[start]
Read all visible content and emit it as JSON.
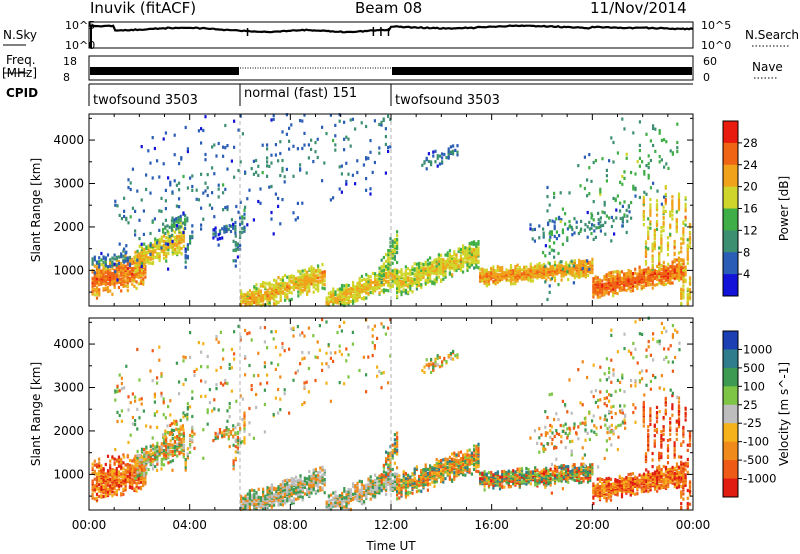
{
  "header": {
    "title": "Inuvik (fitACF)",
    "beam": "Beam 08",
    "date": "11/Nov/2014"
  },
  "panels": {
    "nsky_label": "N.Sky",
    "nsearch_label": "N.Search",
    "nsky_ticks": [
      "10^5",
      "10^0"
    ],
    "freq_label_1": "Freq.",
    "freq_label_2": "[MHz]",
    "freq_ticks": [
      "18",
      "8"
    ],
    "nave_label": "Nave",
    "nave_ticks": [
      "60",
      "0"
    ],
    "cpid_label": "CPID",
    "cpid_segments": [
      {
        "name": "twofsound 3503",
        "start_hour": 0,
        "end_hour": 6
      },
      {
        "name": "normal (fast) 151",
        "start_hour": 6,
        "end_hour": 12
      },
      {
        "name": "twofsound 3503",
        "start_hour": 12,
        "end_hour": 24
      }
    ]
  },
  "chart_data": [
    {
      "type": "heatmap",
      "quantity": "Power",
      "ylabel": "Slant Range [km]",
      "xlabel": "Time UT",
      "colorbar_label": "Power [dB]",
      "xlim": [
        0,
        24
      ],
      "ylim": [
        180,
        4600
      ],
      "x_ticks": [
        "00:00",
        "04:00",
        "08:00",
        "12:00",
        "16:00",
        "20:00",
        "00:00"
      ],
      "y_ticks": [
        1000,
        2000,
        3000,
        4000
      ],
      "colorbar_ticks": [
        "4",
        "8",
        "12",
        "16",
        "20",
        "24",
        "28"
      ],
      "colorbar_range": [
        0,
        32
      ],
      "colorbar_colors": [
        "#1212d8",
        "#2a5db5",
        "#3d8f72",
        "#3fae46",
        "#cfd52a",
        "#f0a21a",
        "#f06514",
        "#e81b0e"
      ]
    },
    {
      "type": "heatmap",
      "quantity": "Velocity",
      "ylabel": "Slant Range [km]",
      "xlabel": "Time UT",
      "colorbar_label": "Velocity [m s^-1]",
      "xlim": [
        0,
        24
      ],
      "ylim": [
        180,
        4600
      ],
      "x_ticks": [
        "00:00",
        "04:00",
        "08:00",
        "12:00",
        "16:00",
        "20:00",
        "00:00"
      ],
      "y_ticks": [
        1000,
        2000,
        3000,
        4000
      ],
      "colorbar_ticks": [
        "1000",
        "500",
        "100",
        "25",
        "-25",
        "-100",
        "-500",
        "-1000"
      ],
      "colorbar_colors": [
        "#1c3fb4",
        "#2f7c8c",
        "#3d9a52",
        "#7ec445",
        "#bdbdbd",
        "#f5b21b",
        "#f08a1a",
        "#ef5a16",
        "#e11c10"
      ]
    }
  ],
  "colors": {
    "ground_scatter": "#b7b7b7",
    "frame": "#000000"
  },
  "time_axis_label": "Time UT"
}
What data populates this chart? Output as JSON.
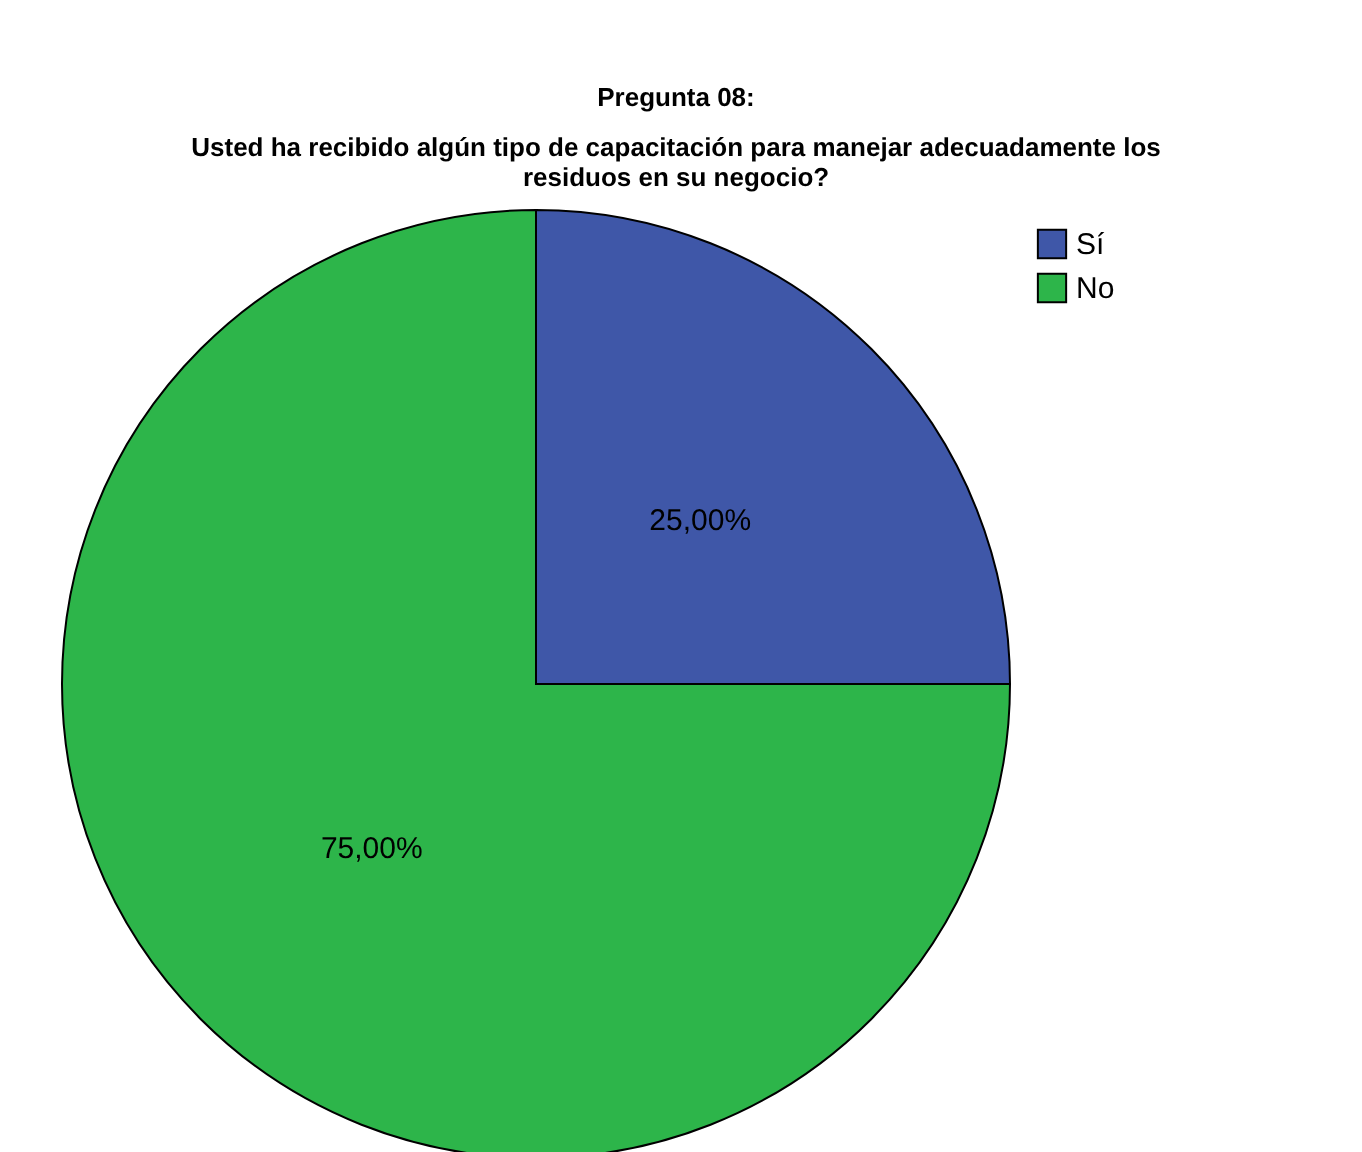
{
  "chart_data": {
    "type": "pie",
    "title": "Pregunta 08:",
    "subtitle": "Usted ha recibido algún tipo de capacitación para manejar adecuadamente los residuos en su negocio?",
    "categories": [
      "Sí",
      "No"
    ],
    "values": [
      25,
      75
    ],
    "colors": [
      "#3f57a8",
      "#2db54a"
    ],
    "value_labels": [
      "25,00%",
      "75,00%"
    ],
    "legend": "top right"
  }
}
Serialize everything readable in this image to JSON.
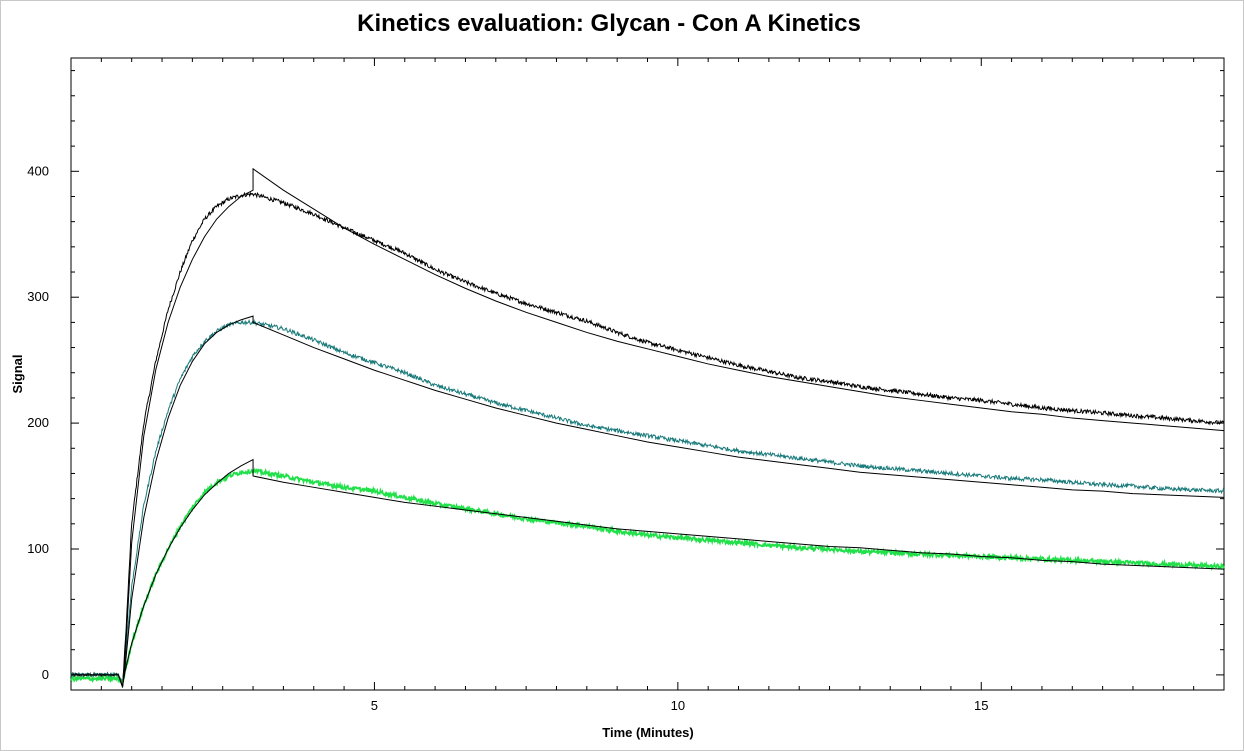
{
  "chart_data": {
    "type": "line",
    "title": "Kinetics evaluation: Glycan - Con A Kinetics",
    "xlabel": "Time (Minutes)",
    "ylabel": "Signal",
    "xlim": [
      0,
      19
    ],
    "ylim": [
      -12,
      490
    ],
    "x_ticks": [
      5,
      10,
      15
    ],
    "y_ticks": [
      0,
      100,
      200,
      300,
      400
    ],
    "grid": false,
    "legend": "none",
    "fit_color": "#000000",
    "series": [
      {
        "color": "#000000",
        "points": [
          [
            0,
            0
          ],
          [
            0.78,
            0
          ],
          [
            0.85,
            -8
          ],
          [
            0.9,
            30
          ],
          [
            1.0,
            120
          ],
          [
            1.2,
            200
          ],
          [
            1.4,
            250
          ],
          [
            1.6,
            290
          ],
          [
            1.8,
            320
          ],
          [
            2.0,
            345
          ],
          [
            2.2,
            362
          ],
          [
            2.4,
            372
          ],
          [
            2.6,
            378
          ],
          [
            2.8,
            381
          ],
          [
            3.0,
            382
          ],
          [
            3.5,
            375
          ],
          [
            4.0,
            366
          ],
          [
            4.5,
            355
          ],
          [
            5.0,
            345
          ],
          [
            5.5,
            335
          ],
          [
            6.0,
            322
          ],
          [
            6.5,
            312
          ],
          [
            7.0,
            303
          ],
          [
            7.5,
            295
          ],
          [
            8.0,
            288
          ],
          [
            8.5,
            281
          ],
          [
            9.0,
            272
          ],
          [
            9.5,
            264
          ],
          [
            10.0,
            258
          ],
          [
            10.5,
            252
          ],
          [
            11.0,
            246
          ],
          [
            11.5,
            241
          ],
          [
            12.0,
            236
          ],
          [
            12.5,
            233
          ],
          [
            13.0,
            229
          ],
          [
            13.5,
            226
          ],
          [
            14.0,
            223
          ],
          [
            14.5,
            220
          ],
          [
            15.0,
            218
          ],
          [
            15.5,
            215
          ],
          [
            16.0,
            212
          ],
          [
            16.5,
            210
          ],
          [
            17.0,
            208
          ],
          [
            17.5,
            206
          ],
          [
            18.0,
            204
          ],
          [
            18.5,
            202
          ],
          [
            19.0,
            200
          ]
        ]
      },
      {
        "color": "#1a7a7a",
        "points": [
          [
            0,
            0
          ],
          [
            0.78,
            0
          ],
          [
            0.85,
            -6
          ],
          [
            0.9,
            15
          ],
          [
            1.0,
            70
          ],
          [
            1.2,
            135
          ],
          [
            1.4,
            178
          ],
          [
            1.6,
            210
          ],
          [
            1.8,
            235
          ],
          [
            2.0,
            253
          ],
          [
            2.2,
            265
          ],
          [
            2.4,
            273
          ],
          [
            2.6,
            278
          ],
          [
            2.8,
            280
          ],
          [
            3.0,
            280
          ],
          [
            3.5,
            275
          ],
          [
            4.0,
            266
          ],
          [
            4.5,
            256
          ],
          [
            5.0,
            248
          ],
          [
            5.5,
            240
          ],
          [
            6.0,
            230
          ],
          [
            6.5,
            223
          ],
          [
            7.0,
            216
          ],
          [
            7.5,
            210
          ],
          [
            8.0,
            204
          ],
          [
            8.5,
            198
          ],
          [
            9.0,
            194
          ],
          [
            9.5,
            190
          ],
          [
            10.0,
            186
          ],
          [
            10.5,
            182
          ],
          [
            11.0,
            178
          ],
          [
            11.5,
            175
          ],
          [
            12.0,
            172
          ],
          [
            12.5,
            169
          ],
          [
            13.0,
            166
          ],
          [
            13.5,
            164
          ],
          [
            14.0,
            162
          ],
          [
            14.5,
            160
          ],
          [
            15.0,
            158
          ],
          [
            15.5,
            156
          ],
          [
            16.0,
            155
          ],
          [
            16.5,
            153
          ],
          [
            17.0,
            151
          ],
          [
            17.5,
            150
          ],
          [
            18.0,
            148
          ],
          [
            18.5,
            147
          ],
          [
            19.0,
            146
          ]
        ]
      },
      {
        "color": "#22e04a",
        "points": [
          [
            0,
            -3
          ],
          [
            0.78,
            -3
          ],
          [
            0.85,
            -7
          ],
          [
            0.9,
            5
          ],
          [
            1.0,
            25
          ],
          [
            1.2,
            55
          ],
          [
            1.4,
            80
          ],
          [
            1.6,
            100
          ],
          [
            1.8,
            118
          ],
          [
            2.0,
            133
          ],
          [
            2.2,
            145
          ],
          [
            2.4,
            153
          ],
          [
            2.6,
            158
          ],
          [
            2.8,
            161
          ],
          [
            3.0,
            162
          ],
          [
            3.5,
            158
          ],
          [
            4.0,
            153
          ],
          [
            4.5,
            149
          ],
          [
            5.0,
            146
          ],
          [
            5.5,
            141
          ],
          [
            6.0,
            136
          ],
          [
            6.5,
            132
          ],
          [
            7.0,
            128
          ],
          [
            7.5,
            124
          ],
          [
            8.0,
            121
          ],
          [
            8.5,
            118
          ],
          [
            9.0,
            114
          ],
          [
            9.5,
            111
          ],
          [
            10.0,
            109
          ],
          [
            10.5,
            107
          ],
          [
            11.0,
            105
          ],
          [
            11.5,
            103
          ],
          [
            12.0,
            101
          ],
          [
            12.5,
            100
          ],
          [
            13.0,
            98
          ],
          [
            13.5,
            97
          ],
          [
            14.0,
            96
          ],
          [
            14.5,
            95
          ],
          [
            15.0,
            94
          ],
          [
            15.5,
            93
          ],
          [
            16.0,
            92
          ],
          [
            16.5,
            91
          ],
          [
            17.0,
            90
          ],
          [
            17.5,
            89
          ],
          [
            18.0,
            88
          ],
          [
            18.5,
            87
          ],
          [
            19.0,
            86
          ]
        ]
      }
    ],
    "fits": [
      {
        "points": [
          [
            0,
            0
          ],
          [
            0.78,
            0
          ],
          [
            0.85,
            -10
          ],
          [
            0.9,
            20
          ],
          [
            1.0,
            105
          ],
          [
            1.2,
            190
          ],
          [
            1.4,
            243
          ],
          [
            1.6,
            280
          ],
          [
            1.8,
            308
          ],
          [
            2.0,
            330
          ],
          [
            2.2,
            348
          ],
          [
            2.4,
            362
          ],
          [
            2.6,
            372
          ],
          [
            2.8,
            380
          ],
          [
            3.0,
            385
          ],
          [
            3.0,
            402
          ],
          [
            3.5,
            385
          ],
          [
            4.0,
            370
          ],
          [
            4.5,
            355
          ],
          [
            5.0,
            342
          ],
          [
            5.5,
            330
          ],
          [
            6.0,
            318
          ],
          [
            6.5,
            307
          ],
          [
            7.0,
            297
          ],
          [
            7.5,
            288
          ],
          [
            8.0,
            280
          ],
          [
            8.5,
            272
          ],
          [
            9.0,
            265
          ],
          [
            9.5,
            259
          ],
          [
            10.0,
            253
          ],
          [
            10.5,
            247
          ],
          [
            11.0,
            242
          ],
          [
            11.5,
            237
          ],
          [
            12.0,
            233
          ],
          [
            12.5,
            229
          ],
          [
            13.0,
            225
          ],
          [
            13.5,
            221
          ],
          [
            14.0,
            218
          ],
          [
            14.5,
            215
          ],
          [
            15.0,
            212
          ],
          [
            15.5,
            209
          ],
          [
            16.0,
            207
          ],
          [
            16.5,
            204
          ],
          [
            17.0,
            202
          ],
          [
            17.5,
            200
          ],
          [
            18.0,
            198
          ],
          [
            18.5,
            196
          ],
          [
            19.0,
            194
          ]
        ]
      },
      {
        "points": [
          [
            0,
            0
          ],
          [
            0.78,
            0
          ],
          [
            0.85,
            -9
          ],
          [
            0.9,
            10
          ],
          [
            1.0,
            60
          ],
          [
            1.2,
            125
          ],
          [
            1.4,
            170
          ],
          [
            1.6,
            204
          ],
          [
            1.8,
            230
          ],
          [
            2.0,
            249
          ],
          [
            2.2,
            263
          ],
          [
            2.4,
            272
          ],
          [
            2.6,
            278
          ],
          [
            2.8,
            282
          ],
          [
            3.0,
            285
          ],
          [
            3.0,
            280
          ],
          [
            3.5,
            270
          ],
          [
            4.0,
            260
          ],
          [
            4.5,
            251
          ],
          [
            5.0,
            242
          ],
          [
            5.5,
            234
          ],
          [
            6.0,
            226
          ],
          [
            6.5,
            219
          ],
          [
            7.0,
            212
          ],
          [
            7.5,
            206
          ],
          [
            8.0,
            200
          ],
          [
            8.5,
            195
          ],
          [
            9.0,
            190
          ],
          [
            9.5,
            185
          ],
          [
            10.0,
            181
          ],
          [
            10.5,
            177
          ],
          [
            11.0,
            173
          ],
          [
            11.5,
            170
          ],
          [
            12.0,
            167
          ],
          [
            12.5,
            164
          ],
          [
            13.0,
            161
          ],
          [
            13.5,
            159
          ],
          [
            14.0,
            157
          ],
          [
            14.5,
            155
          ],
          [
            15.0,
            153
          ],
          [
            15.5,
            151
          ],
          [
            16.0,
            149
          ],
          [
            16.5,
            147
          ],
          [
            17.0,
            146
          ],
          [
            17.5,
            144
          ],
          [
            18.0,
            143
          ],
          [
            18.5,
            142
          ],
          [
            19.0,
            141
          ]
        ]
      },
      {
        "points": [
          [
            0,
            0
          ],
          [
            0.78,
            0
          ],
          [
            0.85,
            -9
          ],
          [
            0.9,
            5
          ],
          [
            1.0,
            25
          ],
          [
            1.2,
            55
          ],
          [
            1.4,
            80
          ],
          [
            1.6,
            100
          ],
          [
            1.8,
            117
          ],
          [
            2.0,
            131
          ],
          [
            2.2,
            143
          ],
          [
            2.4,
            152
          ],
          [
            2.6,
            160
          ],
          [
            2.8,
            166
          ],
          [
            3.0,
            171
          ],
          [
            3.0,
            158
          ],
          [
            3.5,
            153
          ],
          [
            4.0,
            149
          ],
          [
            4.5,
            145
          ],
          [
            5.0,
            141
          ],
          [
            5.5,
            137
          ],
          [
            6.0,
            134
          ],
          [
            6.5,
            131
          ],
          [
            7.0,
            128
          ],
          [
            7.5,
            125
          ],
          [
            8.0,
            122
          ],
          [
            8.5,
            119
          ],
          [
            9.0,
            116
          ],
          [
            9.5,
            114
          ],
          [
            10.0,
            112
          ],
          [
            10.5,
            110
          ],
          [
            11.0,
            108
          ],
          [
            11.5,
            106
          ],
          [
            12.0,
            104
          ],
          [
            12.5,
            102
          ],
          [
            13.0,
            101
          ],
          [
            13.5,
            99
          ],
          [
            14.0,
            97
          ],
          [
            14.5,
            96
          ],
          [
            15.0,
            94
          ],
          [
            15.5,
            93
          ],
          [
            16.0,
            91
          ],
          [
            16.5,
            90
          ],
          [
            17.0,
            88
          ],
          [
            17.5,
            87
          ],
          [
            18.0,
            86
          ],
          [
            18.5,
            85
          ],
          [
            19.0,
            84
          ]
        ]
      }
    ]
  }
}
[end]
# Exercise objective
Locate each line with the word "this" and copy it.

# Reply to the exercise
What data populates this chart? Output as JSON.
Serialize everything readable in this image to JSON.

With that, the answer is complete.